### Exercise requirements
Only the number is wanted: count the lines that contain "return".

### Dataset entries
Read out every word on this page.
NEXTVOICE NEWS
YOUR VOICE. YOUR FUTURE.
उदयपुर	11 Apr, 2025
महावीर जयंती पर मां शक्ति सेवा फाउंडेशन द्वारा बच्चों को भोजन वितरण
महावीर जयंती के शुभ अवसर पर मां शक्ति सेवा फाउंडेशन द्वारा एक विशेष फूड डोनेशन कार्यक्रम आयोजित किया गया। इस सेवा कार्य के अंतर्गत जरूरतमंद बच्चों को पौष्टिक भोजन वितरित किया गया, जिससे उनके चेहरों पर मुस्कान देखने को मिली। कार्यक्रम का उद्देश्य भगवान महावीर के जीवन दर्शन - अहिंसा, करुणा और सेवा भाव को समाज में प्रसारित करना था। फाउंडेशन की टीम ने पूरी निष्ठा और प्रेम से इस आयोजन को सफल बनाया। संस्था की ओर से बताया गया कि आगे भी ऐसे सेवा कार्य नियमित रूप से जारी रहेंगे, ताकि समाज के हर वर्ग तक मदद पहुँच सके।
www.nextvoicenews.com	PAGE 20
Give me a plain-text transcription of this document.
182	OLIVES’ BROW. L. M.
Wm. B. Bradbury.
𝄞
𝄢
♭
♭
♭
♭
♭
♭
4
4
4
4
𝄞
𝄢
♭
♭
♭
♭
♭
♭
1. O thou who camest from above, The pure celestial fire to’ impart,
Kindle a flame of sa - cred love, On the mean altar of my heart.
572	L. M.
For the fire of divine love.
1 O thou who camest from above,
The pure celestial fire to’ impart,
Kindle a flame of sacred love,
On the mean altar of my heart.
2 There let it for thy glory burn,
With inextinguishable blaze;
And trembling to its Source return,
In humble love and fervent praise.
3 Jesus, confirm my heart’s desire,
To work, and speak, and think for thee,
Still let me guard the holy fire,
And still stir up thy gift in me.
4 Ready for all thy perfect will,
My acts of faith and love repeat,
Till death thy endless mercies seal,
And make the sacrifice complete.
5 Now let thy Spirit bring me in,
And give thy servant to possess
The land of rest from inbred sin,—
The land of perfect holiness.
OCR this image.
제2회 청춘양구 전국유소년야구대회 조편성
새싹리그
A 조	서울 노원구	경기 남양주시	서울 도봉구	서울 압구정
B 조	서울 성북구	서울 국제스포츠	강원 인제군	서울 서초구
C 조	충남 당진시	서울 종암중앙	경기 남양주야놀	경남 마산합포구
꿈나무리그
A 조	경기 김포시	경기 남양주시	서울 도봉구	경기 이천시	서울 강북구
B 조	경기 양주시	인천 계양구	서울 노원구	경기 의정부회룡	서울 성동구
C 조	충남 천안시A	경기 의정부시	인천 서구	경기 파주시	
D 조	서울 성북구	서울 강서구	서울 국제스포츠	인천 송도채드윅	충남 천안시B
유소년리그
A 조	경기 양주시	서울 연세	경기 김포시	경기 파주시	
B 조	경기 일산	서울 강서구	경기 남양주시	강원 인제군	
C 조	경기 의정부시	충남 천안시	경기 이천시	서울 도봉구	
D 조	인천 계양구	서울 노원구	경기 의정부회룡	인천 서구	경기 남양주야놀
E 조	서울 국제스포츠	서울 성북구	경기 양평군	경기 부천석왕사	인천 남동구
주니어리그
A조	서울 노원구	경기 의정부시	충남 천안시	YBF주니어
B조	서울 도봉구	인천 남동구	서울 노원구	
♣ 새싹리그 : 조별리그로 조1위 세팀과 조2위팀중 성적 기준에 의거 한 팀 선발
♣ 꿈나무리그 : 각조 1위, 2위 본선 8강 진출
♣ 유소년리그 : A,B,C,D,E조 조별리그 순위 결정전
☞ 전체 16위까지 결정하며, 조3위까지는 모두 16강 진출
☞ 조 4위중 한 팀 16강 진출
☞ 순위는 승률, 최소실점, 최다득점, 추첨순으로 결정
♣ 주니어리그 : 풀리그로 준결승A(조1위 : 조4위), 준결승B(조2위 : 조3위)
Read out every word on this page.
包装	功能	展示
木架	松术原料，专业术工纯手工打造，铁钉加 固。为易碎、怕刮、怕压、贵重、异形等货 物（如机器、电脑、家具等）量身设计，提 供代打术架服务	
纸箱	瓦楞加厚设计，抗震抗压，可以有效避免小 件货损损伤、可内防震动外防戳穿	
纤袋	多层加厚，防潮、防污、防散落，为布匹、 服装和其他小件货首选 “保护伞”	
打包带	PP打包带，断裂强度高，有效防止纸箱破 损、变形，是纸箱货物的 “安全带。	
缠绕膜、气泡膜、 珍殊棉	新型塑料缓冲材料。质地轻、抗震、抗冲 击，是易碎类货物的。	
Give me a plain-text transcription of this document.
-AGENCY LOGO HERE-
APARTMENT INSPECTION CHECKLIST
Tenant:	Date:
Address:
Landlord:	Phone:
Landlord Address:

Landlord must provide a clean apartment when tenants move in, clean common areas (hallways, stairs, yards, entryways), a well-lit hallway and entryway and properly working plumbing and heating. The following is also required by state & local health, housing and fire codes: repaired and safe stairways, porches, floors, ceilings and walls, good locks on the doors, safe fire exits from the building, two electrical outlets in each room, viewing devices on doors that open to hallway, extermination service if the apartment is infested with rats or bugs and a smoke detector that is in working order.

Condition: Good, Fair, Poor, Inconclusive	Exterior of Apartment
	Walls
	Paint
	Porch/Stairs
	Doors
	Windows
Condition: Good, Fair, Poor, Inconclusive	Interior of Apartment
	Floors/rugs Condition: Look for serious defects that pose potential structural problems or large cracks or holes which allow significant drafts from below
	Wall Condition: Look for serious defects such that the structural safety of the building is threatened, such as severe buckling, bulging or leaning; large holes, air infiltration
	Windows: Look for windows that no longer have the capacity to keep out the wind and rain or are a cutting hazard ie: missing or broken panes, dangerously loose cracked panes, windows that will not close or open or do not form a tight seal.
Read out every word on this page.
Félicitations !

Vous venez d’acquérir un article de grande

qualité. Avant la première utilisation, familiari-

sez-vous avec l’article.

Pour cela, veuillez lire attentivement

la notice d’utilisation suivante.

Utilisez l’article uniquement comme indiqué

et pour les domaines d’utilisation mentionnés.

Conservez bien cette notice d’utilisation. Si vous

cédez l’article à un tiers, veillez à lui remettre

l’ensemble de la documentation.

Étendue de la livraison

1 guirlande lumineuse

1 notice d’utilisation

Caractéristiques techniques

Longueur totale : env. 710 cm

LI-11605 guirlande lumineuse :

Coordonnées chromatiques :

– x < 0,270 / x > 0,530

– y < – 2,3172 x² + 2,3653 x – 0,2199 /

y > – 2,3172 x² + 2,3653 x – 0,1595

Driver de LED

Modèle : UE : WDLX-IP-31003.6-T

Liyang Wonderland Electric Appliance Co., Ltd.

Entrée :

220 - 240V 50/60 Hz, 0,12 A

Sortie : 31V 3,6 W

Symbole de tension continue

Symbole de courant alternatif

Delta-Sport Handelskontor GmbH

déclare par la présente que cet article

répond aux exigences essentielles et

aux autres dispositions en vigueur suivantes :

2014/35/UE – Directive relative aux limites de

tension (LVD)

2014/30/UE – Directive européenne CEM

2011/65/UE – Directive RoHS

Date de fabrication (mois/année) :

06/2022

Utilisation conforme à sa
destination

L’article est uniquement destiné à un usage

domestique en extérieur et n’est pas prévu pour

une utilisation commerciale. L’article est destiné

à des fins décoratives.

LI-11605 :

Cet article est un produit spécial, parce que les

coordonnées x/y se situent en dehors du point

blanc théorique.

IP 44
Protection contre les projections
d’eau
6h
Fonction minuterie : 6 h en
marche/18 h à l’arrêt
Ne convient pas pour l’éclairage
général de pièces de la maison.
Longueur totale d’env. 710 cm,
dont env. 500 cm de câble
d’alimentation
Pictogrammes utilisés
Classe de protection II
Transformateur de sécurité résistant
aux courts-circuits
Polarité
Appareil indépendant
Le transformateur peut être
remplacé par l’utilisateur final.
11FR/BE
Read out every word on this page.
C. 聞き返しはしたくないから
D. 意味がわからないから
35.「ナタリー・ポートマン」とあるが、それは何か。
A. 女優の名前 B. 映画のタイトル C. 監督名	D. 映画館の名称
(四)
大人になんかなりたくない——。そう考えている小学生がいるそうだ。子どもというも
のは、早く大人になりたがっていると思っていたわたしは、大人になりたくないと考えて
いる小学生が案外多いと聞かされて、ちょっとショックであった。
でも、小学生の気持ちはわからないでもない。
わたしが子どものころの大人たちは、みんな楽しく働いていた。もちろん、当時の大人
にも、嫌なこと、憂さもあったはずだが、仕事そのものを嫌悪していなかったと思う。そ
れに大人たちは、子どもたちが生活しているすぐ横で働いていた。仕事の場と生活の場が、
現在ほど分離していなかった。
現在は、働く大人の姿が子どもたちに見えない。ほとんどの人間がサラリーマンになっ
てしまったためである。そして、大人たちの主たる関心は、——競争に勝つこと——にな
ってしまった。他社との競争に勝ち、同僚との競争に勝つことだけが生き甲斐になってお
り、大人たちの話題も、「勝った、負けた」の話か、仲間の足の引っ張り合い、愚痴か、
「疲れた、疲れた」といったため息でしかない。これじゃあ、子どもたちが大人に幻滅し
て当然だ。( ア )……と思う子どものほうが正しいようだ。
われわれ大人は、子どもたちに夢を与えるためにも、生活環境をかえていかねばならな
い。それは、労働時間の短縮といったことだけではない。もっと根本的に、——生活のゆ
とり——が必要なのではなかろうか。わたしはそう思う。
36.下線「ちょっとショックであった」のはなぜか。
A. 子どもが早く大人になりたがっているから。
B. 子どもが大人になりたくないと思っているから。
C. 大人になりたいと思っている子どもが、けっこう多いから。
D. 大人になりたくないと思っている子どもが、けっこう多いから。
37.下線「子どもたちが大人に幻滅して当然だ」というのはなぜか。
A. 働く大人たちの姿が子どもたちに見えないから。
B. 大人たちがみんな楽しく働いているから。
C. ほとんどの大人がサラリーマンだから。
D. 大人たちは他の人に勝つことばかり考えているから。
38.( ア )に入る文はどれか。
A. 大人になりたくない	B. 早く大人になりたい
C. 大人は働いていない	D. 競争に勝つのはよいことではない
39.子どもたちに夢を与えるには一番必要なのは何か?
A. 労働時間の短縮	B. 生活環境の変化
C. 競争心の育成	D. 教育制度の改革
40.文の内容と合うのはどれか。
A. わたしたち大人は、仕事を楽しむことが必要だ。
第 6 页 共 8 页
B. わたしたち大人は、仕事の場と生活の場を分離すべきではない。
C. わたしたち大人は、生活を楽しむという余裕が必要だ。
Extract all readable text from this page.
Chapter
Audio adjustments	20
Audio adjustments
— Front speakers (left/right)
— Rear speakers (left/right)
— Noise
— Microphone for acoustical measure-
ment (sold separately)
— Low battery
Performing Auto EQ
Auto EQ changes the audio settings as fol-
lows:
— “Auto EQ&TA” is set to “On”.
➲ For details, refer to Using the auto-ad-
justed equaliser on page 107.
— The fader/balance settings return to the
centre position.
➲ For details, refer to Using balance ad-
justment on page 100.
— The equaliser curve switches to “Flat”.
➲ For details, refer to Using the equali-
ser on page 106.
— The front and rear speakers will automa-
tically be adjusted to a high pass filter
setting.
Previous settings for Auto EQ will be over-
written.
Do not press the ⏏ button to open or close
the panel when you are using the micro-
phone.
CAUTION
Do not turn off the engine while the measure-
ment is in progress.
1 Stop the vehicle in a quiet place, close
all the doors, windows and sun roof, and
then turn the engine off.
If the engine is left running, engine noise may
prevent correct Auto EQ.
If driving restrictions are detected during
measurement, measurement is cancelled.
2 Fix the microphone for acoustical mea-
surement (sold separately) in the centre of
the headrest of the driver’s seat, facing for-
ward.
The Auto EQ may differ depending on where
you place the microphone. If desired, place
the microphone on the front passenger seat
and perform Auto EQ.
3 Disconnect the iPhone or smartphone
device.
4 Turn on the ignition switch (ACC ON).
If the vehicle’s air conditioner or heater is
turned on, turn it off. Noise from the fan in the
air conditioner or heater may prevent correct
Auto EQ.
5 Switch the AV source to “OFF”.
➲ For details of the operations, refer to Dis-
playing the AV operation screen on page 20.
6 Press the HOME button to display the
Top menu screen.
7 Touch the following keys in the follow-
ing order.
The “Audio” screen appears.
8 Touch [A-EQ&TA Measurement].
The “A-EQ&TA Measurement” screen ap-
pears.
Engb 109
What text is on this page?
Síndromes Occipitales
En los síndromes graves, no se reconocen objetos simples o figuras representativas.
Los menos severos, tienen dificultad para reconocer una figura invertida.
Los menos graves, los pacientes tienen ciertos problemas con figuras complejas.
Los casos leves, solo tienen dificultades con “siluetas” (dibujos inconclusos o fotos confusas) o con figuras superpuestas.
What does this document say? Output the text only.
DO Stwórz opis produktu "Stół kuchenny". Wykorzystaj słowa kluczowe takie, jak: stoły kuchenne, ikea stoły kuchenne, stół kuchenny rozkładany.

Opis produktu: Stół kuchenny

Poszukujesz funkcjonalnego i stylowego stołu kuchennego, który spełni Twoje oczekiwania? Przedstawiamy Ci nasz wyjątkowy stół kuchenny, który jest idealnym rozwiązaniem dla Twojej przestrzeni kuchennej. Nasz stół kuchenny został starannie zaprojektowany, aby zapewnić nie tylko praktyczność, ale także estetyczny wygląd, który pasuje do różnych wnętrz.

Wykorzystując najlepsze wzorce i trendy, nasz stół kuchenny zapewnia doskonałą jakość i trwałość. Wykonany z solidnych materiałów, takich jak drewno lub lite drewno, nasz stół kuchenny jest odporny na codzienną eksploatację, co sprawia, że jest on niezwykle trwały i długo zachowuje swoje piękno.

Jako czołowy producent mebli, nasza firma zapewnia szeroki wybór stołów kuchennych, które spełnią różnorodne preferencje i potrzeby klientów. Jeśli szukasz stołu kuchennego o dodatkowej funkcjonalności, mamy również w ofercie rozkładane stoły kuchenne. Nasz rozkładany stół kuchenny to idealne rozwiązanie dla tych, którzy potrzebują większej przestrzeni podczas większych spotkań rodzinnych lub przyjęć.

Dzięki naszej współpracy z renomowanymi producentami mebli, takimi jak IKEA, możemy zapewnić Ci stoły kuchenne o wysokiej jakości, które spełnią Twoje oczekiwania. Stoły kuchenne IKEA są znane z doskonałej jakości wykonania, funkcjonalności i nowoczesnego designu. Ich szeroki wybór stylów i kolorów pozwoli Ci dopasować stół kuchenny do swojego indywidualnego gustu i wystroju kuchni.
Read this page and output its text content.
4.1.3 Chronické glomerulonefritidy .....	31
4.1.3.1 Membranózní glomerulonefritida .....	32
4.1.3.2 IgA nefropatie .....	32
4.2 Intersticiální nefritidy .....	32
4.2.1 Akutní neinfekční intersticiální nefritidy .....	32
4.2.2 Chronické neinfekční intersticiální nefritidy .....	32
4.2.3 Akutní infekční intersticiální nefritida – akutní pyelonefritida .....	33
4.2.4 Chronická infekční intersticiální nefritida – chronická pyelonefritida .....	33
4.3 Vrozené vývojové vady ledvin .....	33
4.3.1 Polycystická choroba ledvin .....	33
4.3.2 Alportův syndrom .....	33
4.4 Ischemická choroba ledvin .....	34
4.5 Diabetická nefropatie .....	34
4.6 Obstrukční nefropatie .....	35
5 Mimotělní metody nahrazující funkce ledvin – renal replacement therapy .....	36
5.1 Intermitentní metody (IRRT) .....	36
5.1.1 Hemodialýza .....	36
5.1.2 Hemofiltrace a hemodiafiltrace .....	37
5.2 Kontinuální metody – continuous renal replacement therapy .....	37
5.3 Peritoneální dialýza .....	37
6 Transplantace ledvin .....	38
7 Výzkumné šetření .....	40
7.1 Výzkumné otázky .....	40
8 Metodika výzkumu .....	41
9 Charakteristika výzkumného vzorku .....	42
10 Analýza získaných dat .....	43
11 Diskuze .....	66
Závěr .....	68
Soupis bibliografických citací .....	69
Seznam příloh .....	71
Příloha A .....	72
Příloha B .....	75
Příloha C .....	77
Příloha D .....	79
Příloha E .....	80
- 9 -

### Final answer
2